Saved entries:

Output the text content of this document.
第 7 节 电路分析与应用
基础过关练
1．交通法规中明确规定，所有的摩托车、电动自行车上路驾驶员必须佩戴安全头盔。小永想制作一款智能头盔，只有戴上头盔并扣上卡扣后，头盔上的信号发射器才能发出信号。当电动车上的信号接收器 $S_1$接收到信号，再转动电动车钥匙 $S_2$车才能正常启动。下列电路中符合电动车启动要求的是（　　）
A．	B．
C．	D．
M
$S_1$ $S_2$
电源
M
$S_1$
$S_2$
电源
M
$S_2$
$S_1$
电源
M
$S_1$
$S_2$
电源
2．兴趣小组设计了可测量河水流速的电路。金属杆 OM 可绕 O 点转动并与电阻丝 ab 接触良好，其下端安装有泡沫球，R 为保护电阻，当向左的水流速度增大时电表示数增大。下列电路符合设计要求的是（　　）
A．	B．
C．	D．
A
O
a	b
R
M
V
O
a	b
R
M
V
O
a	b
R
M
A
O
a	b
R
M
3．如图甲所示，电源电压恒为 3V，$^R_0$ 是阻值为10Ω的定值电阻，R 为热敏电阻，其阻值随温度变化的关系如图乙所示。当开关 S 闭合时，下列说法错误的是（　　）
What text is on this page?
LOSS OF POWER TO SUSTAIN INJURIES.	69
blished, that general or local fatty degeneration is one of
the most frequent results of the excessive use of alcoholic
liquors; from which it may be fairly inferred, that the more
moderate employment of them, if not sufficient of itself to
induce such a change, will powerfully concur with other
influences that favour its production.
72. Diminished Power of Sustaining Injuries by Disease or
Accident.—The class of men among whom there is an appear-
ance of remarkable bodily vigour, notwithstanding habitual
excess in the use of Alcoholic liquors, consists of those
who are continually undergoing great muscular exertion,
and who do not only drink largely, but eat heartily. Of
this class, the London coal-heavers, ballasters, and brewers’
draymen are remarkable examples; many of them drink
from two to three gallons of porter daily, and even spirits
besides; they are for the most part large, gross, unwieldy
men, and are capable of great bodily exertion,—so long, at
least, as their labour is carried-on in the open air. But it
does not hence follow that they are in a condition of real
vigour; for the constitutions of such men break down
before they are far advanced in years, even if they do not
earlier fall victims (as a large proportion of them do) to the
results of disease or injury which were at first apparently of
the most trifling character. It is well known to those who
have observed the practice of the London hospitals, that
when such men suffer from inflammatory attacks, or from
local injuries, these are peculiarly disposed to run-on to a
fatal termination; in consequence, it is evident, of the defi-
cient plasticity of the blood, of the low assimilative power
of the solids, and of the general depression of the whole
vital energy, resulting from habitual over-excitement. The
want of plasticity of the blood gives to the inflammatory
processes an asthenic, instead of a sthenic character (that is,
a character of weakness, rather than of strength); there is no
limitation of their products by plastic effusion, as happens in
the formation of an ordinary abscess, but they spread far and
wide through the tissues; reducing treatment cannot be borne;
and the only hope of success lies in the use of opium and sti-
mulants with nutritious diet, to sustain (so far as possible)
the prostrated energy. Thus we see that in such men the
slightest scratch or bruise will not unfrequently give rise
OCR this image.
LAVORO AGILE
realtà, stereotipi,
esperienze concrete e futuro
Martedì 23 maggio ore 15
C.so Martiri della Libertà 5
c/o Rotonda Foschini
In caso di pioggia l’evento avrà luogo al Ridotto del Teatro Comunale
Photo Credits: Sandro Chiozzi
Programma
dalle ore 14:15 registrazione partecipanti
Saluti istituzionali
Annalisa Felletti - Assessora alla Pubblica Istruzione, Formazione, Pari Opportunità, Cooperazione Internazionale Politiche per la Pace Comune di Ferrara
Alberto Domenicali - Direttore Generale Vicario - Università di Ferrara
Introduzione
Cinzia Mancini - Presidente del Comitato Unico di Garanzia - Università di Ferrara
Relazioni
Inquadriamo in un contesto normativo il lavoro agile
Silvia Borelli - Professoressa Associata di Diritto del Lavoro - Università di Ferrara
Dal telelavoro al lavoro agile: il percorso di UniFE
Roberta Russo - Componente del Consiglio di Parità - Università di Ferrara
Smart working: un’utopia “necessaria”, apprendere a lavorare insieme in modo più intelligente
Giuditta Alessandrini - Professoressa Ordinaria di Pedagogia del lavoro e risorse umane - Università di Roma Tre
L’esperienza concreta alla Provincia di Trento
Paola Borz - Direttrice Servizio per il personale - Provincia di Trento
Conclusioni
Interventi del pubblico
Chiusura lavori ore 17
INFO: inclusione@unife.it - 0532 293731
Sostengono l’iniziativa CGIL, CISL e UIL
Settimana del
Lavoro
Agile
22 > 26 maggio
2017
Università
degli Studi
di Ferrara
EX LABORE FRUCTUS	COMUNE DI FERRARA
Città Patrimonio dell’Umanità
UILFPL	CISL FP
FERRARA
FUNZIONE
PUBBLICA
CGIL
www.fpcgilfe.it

WORK TO BE COMPLETED: Reproduce the lines of the entries above exactly, but only from the line containing "OCR this image." through the final line.

EXERCISE RESPONSE:
OCR this image.
LAVORO AGILE
realtà, stereotipi,
esperienze concrete e futuro
Martedì 23 maggio ore 15
C.so Martiri della Libertà 5
c/o Rotonda Foschini
In caso di pioggia l’evento avrà luogo al Ridotto del Teatro Comunale
Photo Credits: Sandro Chiozzi
Programma
dalle ore 14:15 registrazione partecipanti
Saluti istituzionali
Annalisa Felletti - Assessora alla Pubblica Istruzione, Formazione, Pari Opportunità, Cooperazione Internazionale Politiche per la Pace Comune di Ferrara
Alberto Domenicali - Direttore Generale Vicario - Università di Ferrara
Introduzione
Cinzia Mancini - Presidente del Comitato Unico di Garanzia - Università di Ferrara
Relazioni
Inquadriamo in un contesto normativo il lavoro agile
Silvia Borelli - Professoressa Associata di Diritto del Lavoro - Università di Ferrara
Dal telelavoro al lavoro agile: il percorso di UniFE
Roberta Russo - Componente del Consiglio di Parità - Università di Ferrara
Smart working: un’utopia “necessaria”, apprendere a lavorare insieme in modo più intelligente
Giuditta Alessandrini - Professoressa Ordinaria di Pedagogia del lavoro e risorse umane - Università di Roma Tre
L’esperienza concreta alla Provincia di Trento
Paola Borz - Direttrice Servizio per il personale - Provincia di Trento
Conclusioni
Interventi del pubblico
Chiusura lavori ore 17
INFO: inclusione@unife.it - 0532 293731
Sostengono l’iniziativa CGIL, CISL e UIL
Settimana del
Lavoro
Agile
22 > 26 maggio
2017
Università
degli Studi
di Ferrara
EX LABORE FRUCTUS	COMUNE DI FERRARA
Città Patrimonio dell’Umanità
UILFPL	CISL FP
FERRARA
FUNZIONE
PUBBLICA
CGIL
www.fpcgilfe.it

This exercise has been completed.